╭──

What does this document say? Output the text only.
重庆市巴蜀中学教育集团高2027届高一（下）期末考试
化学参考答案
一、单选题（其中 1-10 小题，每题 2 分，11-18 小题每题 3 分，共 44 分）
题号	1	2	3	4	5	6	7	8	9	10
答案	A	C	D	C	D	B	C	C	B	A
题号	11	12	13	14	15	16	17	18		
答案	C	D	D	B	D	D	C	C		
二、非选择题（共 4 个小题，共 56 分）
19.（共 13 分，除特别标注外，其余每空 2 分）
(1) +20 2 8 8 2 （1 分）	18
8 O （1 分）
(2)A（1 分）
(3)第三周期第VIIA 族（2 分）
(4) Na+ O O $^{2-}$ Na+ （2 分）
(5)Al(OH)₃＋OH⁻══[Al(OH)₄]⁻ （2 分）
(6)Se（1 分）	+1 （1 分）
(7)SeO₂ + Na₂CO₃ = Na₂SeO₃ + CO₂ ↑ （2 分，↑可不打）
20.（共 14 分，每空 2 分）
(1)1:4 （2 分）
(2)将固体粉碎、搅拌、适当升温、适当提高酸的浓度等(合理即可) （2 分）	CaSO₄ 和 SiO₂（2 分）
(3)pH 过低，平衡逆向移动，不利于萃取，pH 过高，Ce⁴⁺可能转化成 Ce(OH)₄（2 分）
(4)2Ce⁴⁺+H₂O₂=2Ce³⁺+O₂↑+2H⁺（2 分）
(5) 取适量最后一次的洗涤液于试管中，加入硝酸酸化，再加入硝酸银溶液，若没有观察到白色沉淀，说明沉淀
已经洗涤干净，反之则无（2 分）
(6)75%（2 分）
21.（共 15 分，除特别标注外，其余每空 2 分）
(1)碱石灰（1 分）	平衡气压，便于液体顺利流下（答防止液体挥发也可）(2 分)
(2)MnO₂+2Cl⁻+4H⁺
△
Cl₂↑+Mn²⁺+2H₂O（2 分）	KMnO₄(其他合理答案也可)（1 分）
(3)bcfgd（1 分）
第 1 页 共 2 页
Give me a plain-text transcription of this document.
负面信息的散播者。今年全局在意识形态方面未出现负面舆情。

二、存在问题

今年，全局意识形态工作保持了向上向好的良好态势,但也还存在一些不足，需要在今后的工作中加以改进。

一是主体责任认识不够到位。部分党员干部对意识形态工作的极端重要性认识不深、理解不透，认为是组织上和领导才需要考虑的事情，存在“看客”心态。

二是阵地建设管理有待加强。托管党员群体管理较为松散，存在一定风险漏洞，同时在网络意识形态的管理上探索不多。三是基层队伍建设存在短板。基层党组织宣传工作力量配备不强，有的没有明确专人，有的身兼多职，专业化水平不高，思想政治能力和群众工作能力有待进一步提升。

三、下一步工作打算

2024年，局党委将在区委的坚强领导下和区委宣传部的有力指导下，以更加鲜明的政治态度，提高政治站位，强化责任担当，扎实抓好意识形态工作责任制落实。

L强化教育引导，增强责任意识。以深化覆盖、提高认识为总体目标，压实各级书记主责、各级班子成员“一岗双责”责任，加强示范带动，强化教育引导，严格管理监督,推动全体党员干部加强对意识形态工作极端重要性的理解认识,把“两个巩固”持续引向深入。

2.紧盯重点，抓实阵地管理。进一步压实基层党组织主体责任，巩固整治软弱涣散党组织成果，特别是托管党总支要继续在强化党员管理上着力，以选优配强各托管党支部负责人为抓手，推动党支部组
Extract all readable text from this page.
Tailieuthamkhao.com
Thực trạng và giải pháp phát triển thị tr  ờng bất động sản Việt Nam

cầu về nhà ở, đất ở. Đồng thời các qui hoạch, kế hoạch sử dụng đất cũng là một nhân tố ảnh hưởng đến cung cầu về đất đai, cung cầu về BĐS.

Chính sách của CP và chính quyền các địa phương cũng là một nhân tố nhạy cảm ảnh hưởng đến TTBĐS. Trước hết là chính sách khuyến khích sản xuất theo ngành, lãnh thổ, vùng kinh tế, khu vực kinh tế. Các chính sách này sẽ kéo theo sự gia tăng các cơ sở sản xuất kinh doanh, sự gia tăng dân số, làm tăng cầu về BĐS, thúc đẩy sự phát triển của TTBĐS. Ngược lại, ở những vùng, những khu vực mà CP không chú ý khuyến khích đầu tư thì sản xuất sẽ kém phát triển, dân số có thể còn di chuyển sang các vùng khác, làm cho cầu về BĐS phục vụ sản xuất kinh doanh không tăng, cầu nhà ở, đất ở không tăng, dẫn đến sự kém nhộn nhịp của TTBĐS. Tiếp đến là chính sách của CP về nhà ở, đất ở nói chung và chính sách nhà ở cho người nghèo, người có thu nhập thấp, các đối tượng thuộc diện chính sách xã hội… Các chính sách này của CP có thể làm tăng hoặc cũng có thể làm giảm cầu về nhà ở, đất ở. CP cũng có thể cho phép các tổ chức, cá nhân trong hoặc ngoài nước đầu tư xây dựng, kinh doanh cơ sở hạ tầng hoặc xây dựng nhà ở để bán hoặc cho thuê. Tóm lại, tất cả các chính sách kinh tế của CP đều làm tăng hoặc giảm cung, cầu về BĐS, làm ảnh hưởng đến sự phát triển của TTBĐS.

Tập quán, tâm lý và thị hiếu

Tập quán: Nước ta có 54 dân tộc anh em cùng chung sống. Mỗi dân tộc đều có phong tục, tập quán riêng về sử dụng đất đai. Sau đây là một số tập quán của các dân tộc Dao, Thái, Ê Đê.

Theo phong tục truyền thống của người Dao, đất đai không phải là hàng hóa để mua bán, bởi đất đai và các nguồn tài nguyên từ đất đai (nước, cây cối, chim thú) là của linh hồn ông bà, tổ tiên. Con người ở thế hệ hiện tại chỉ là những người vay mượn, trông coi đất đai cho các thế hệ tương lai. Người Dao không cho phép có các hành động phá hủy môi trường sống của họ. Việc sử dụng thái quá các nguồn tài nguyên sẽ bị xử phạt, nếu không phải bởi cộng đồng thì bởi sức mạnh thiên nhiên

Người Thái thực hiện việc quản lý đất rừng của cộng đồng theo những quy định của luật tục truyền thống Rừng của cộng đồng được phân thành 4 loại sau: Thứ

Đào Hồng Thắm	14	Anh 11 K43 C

╰──

• **Written problem**
Make a copy of each line that contains the string "text".

• **Reply to the exercise**
What does this document say? Output the text only.
Give me a plain-text transcription of this document.
Extract all readable text from this page.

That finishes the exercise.